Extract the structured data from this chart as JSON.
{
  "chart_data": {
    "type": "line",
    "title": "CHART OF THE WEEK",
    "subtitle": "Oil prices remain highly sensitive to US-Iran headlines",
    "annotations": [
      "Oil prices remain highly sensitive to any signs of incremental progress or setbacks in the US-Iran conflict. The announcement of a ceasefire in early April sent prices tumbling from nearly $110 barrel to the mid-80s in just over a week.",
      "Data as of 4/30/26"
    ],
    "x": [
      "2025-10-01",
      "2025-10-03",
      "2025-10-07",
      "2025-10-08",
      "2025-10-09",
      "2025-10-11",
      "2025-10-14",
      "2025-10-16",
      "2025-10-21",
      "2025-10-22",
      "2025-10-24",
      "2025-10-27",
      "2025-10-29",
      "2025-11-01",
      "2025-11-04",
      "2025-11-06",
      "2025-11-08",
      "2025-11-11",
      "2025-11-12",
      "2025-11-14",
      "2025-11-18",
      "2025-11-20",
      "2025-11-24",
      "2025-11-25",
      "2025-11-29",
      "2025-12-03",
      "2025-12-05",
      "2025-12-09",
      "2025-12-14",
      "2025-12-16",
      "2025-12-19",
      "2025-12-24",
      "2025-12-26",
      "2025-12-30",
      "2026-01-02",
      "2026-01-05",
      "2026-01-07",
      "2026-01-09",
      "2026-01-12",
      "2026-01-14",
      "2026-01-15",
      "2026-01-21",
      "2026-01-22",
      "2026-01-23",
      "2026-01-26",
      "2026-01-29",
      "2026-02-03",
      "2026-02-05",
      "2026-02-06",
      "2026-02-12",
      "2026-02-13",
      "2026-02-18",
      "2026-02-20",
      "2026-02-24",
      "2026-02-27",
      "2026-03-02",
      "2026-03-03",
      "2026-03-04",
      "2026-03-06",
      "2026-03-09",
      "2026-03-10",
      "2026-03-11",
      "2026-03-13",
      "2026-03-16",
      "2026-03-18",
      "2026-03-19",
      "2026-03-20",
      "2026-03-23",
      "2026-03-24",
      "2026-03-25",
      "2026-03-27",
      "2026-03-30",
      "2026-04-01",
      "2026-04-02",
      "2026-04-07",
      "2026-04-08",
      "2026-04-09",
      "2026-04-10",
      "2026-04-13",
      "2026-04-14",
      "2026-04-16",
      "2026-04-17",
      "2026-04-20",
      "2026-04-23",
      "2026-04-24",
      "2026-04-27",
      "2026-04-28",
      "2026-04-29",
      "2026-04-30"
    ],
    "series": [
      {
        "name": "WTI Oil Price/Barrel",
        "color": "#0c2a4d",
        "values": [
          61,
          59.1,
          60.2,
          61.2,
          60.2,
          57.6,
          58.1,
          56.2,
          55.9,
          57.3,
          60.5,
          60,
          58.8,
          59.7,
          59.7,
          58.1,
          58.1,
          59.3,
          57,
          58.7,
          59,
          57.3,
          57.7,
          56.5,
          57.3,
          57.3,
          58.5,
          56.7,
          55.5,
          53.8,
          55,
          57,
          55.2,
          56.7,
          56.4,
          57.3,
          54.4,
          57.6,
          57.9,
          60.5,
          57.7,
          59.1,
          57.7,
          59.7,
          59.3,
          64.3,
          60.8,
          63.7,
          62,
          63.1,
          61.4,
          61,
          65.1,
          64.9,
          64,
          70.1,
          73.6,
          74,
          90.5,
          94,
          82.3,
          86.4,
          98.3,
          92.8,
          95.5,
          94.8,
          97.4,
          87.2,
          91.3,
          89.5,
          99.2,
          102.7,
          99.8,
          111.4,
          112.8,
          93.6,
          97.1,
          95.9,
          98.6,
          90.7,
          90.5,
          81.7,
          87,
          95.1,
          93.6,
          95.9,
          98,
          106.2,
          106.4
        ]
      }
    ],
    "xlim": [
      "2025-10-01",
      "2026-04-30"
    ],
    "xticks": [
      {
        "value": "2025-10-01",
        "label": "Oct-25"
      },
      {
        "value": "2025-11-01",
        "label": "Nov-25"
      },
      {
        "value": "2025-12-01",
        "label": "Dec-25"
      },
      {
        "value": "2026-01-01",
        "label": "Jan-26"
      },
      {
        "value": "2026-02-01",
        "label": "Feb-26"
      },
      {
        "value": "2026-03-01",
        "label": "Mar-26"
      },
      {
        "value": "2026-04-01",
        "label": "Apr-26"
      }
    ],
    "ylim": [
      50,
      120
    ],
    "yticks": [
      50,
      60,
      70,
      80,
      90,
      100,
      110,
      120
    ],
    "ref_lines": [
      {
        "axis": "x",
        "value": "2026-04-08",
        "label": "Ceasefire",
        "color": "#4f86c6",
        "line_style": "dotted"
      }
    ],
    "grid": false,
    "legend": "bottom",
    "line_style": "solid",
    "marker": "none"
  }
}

··········

> [Aim of the exercise]:
Write out the full listing, keeping every line exactly as it is.

> [Worked solution]:
Extract the structured data from this chart as JSON.
{
  "chart_data": {
    "type": "line",
    "title": "CHART OF THE WEEK",
    "subtitle": "Oil prices remain highly sensitive to US-Iran headlines",
    "annotations": [
      "Oil prices remain highly sensitive to any signs of incremental progress or setbacks in the US-Iran conflict. The announcement of a ceasefire in early April sent prices tumbling from nearly $110 barrel to the mid-80s in just over a week.",
      "Data as of 4/30/26"
    ],
    "x": [
      "2025-10-01",
      "2025-10-03",
      "2025-10-07",
      "2025-10-08",
      "2025-10-09",
      "2025-10-11",
      "2025-10-14",
      "2025-10-16",
      "2025-10-21",
      "2025-10-22",
      "2025-10-24",
      "2025-10-27",
      "2025-10-29",
      "2025-11-01",
      "2025-11-04",
      "2025-11-06",
      "2025-11-08",
      "2025-11-11",
      "2025-11-12",
      "2025-11-14",
      "2025-11-18",
      "2025-11-20",
      "2025-11-24",
      "2025-11-25",
      "2025-11-29",
      "2025-12-03",
      "2025-12-05",
      "2025-12-09",
      "2025-12-14",
      "2025-12-16",
      "2025-12-19",
      "2025-12-24",
      "2025-12-26",
      "2025-12-30",
      "2026-01-02",
      "2026-01-05",
      "2026-01-07",
      "2026-01-09",
      "2026-01-12",
      "2026-01-14",
      "2026-01-15",
      "2026-01-21",
      "2026-01-22",
      "2026-01-23",
      "2026-01-26",
      "2026-01-29",
      "2026-02-03",
      "2026-02-05",
      "2026-02-06",
      "2026-02-12",
      "2026-02-13",
      "2026-02-18",
      "2026-02-20",
      "2026-02-24",
      "2026-02-27",
      "2026-03-02",
      "2026-03-03",
      "2026-03-04",
      "2026-03-06",
      "2026-03-09",
      "2026-03-10",
      "2026-03-11",
      "2026-03-13",
      "2026-03-16",
      "2026-03-18",
      "2026-03-19",
      "2026-03-20",
      "2026-03-23",
      "2026-03-24",
      "2026-03-25",
      "2026-03-27",
      "2026-03-30",
      "2026-04-01",
      "2026-04-02",
      "2026-04-07",
      "2026-04-08",
      "2026-04-09",
      "2026-04-10",
      "2026-04-13",
      "2026-04-14",
      "2026-04-16",
      "2026-04-17",
      "2026-04-20",
      "2026-04-23",
      "2026-04-24",
      "2026-04-27",
      "2026-04-28",
      "2026-04-29",
      "2026-04-30"
    ],
    "series": [
      {
        "name": "WTI Oil Price/Barrel",
        "color": "#0c2a4d",
        "values": [
          61,
          59.1,
          60.2,
          61.2,
          60.2,
          57.6,
          58.1,
          56.2,
          55.9,
          57.3,
          60.5,
          60,
          58.8,
          59.7,
          59.7,
          58.1,
          58.1,
          59.3,
          57,
          58.7,
          59,
          57.3,
          57.7,
          56.5,
          57.3,
          57.3,
          58.5,
          56.7,
          55.5,
          53.8,
          55,
          57,
          55.2,
          56.7,
          56.4,
          57.3,
          54.4,
          57.6,
          57.9,
          60.5,
          57.7,
          59.1,
          57.7,
          59.7,
          59.3,
          64.3,
          60.8,
          63.7,
          62,
          63.1,
          61.4,
          61,
          65.1,
          64.9,
          64,
          70.1,
          73.6,
          74,
          90.5,
          94,
          82.3,
          86.4,
          98.3,
          92.8,
          95.5,
          94.8,
          97.4,
          87.2,
          91.3,
          89.5,
          99.2,
          102.7,
          99.8,
          111.4,
          112.8,
          93.6,
          97.1,
          95.9,
          98.6,
          90.7,
          90.5,
          81.7,
          87,
          95.1,
          93.6,
          95.9,
          98,
          106.2,
          106.4
        ]
      }
    ],
    "xlim": [
      "2025-10-01",
      "2026-04-30"
    ],
    "xticks": [
      {
        "value": "2025-10-01",
        "label": "Oct-25"
      },
      {
        "value": "2025-11-01",
        "label": "Nov-25"
      },
      {
        "value": "2025-12-01",
        "label": "Dec-25"
      },
      {
        "value": "2026-01-01",
        "label": "Jan-26"
      },
      {
        "value": "2026-02-01",
        "label": "Feb-26"
      },
      {
        "value": "2026-03-01",
        "label": "Mar-26"
      },
      {
        "value": "2026-04-01",
        "label": "Apr-26"
      }
    ],
    "ylim": [
      50,
      120
    ],
    "yticks": [
      50,
      60,
      70,
      80,
      90,
      100,
      110,
      120
    ],
    "ref_lines": [
      {
        "axis": "x",
        "value": "2026-04-08",
        "label": "Ceasefire",
        "color": "#4f86c6",
        "line_style": "dotted"
      }
    ],
    "grid": false,
    "legend": "bottom",
    "line_style": "solid",
    "marker": "none"
  }
}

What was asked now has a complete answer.